### Instructions to follow
Leaving out every picture, quote the data below exactly as it appears.

### Record list
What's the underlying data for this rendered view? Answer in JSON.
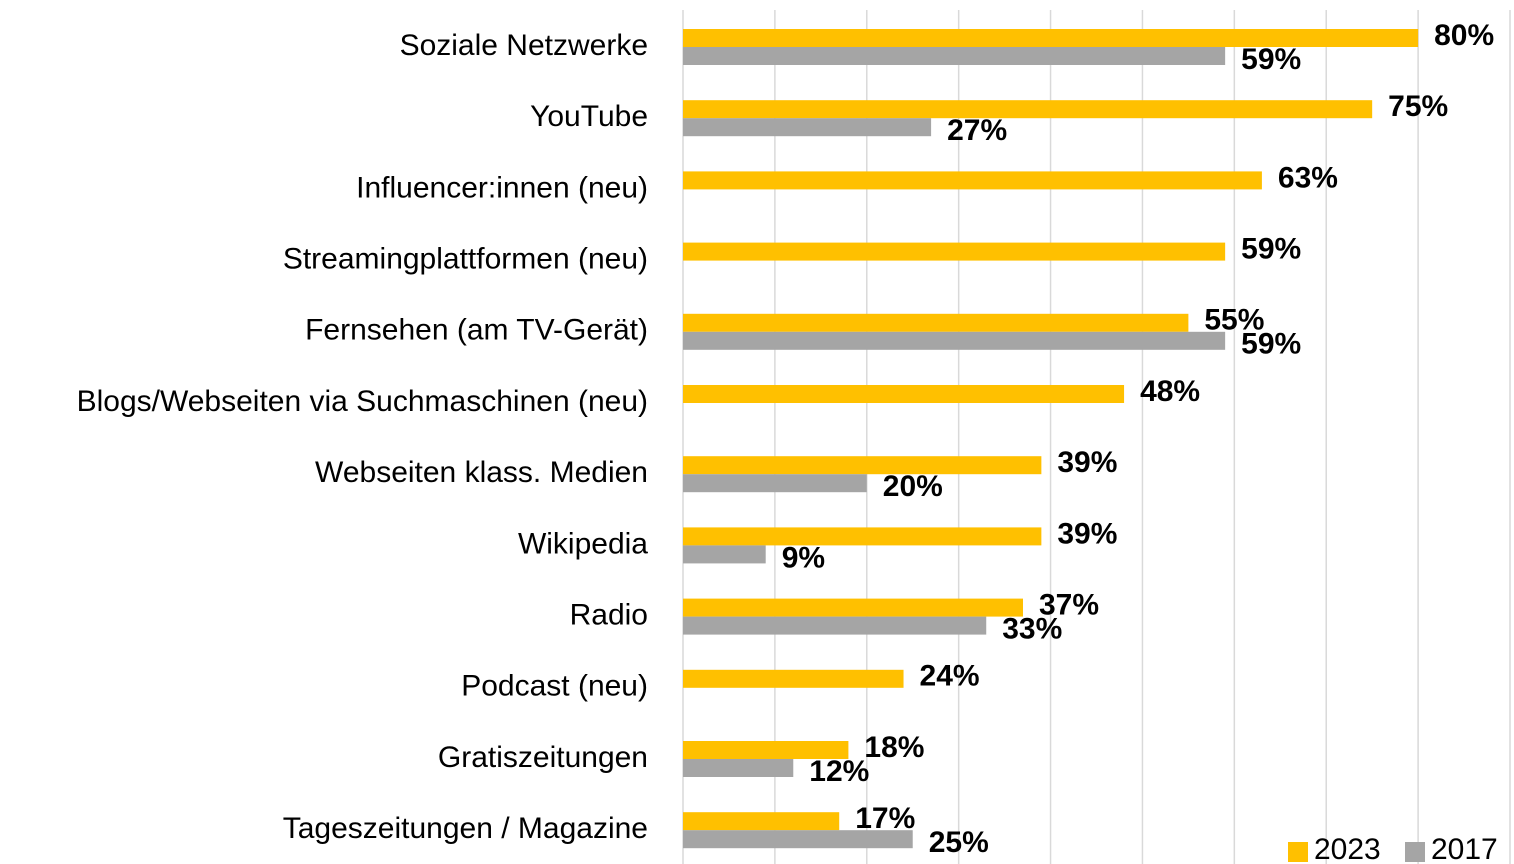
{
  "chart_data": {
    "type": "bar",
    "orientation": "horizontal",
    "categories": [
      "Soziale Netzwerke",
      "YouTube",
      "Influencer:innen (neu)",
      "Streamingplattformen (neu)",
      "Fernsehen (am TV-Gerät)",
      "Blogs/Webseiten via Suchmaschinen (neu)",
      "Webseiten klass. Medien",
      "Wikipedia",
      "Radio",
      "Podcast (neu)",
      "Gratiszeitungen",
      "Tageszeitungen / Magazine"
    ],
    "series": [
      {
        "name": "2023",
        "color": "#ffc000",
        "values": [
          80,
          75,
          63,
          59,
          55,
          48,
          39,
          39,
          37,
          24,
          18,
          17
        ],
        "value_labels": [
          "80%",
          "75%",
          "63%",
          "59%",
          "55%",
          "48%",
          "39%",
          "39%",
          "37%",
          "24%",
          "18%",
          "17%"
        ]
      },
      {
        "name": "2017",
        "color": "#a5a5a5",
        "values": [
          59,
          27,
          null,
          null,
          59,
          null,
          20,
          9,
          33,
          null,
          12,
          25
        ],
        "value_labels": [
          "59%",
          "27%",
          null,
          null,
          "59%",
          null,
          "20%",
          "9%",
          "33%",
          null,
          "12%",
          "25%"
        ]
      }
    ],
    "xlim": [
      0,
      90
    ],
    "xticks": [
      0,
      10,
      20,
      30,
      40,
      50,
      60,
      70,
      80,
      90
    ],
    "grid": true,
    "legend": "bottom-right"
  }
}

### Finished exercise
What's the underlying data for this rendered view? Answer in JSON.
{
  "chart_data": {
    "type": "bar",
    "orientation": "horizontal",
    "categories": [
      "Soziale Netzwerke",
      "YouTube",
      "Influencer:innen (neu)",
      "Streamingplattformen (neu)",
      "Fernsehen (am TV-Gerät)",
      "Blogs/Webseiten via Suchmaschinen (neu)",
      "Webseiten klass. Medien",
      "Wikipedia",
      "Radio",
      "Podcast (neu)",
      "Gratiszeitungen",
      "Tageszeitungen / Magazine"
    ],
    "series": [
      {
        "name": "2023",
        "color": "#ffc000",
        "values": [
          80,
          75,
          63,
          59,
          55,
          48,
          39,
          39,
          37,
          24,
          18,
          17
        ],
        "value_labels": [
          "80%",
          "75%",
          "63%",
          "59%",
          "55%",
          "48%",
          "39%",
          "39%",
          "37%",
          "24%",
          "18%",
          "17%"
        ]
      },
      {
        "name": "2017",
        "color": "#a5a5a5",
        "values": [
          59,
          27,
          null,
          null,
          59,
          null,
          20,
          9,
          33,
          null,
          12,
          25
        ],
        "value_labels": [
          "59%",
          "27%",
          null,
          null,
          "59%",
          null,
          "20%",
          "9%",
          "33%",
          null,
          "12%",
          "25%"
        ]
      }
    ],
    "xlim": [
      0,
      90
    ],
    "xticks": [
      0,
      10,
      20,
      30,
      40,
      50,
      60,
      70,
      80,
      90
    ],
    "grid": true,
    "legend": "bottom-right"
  }
}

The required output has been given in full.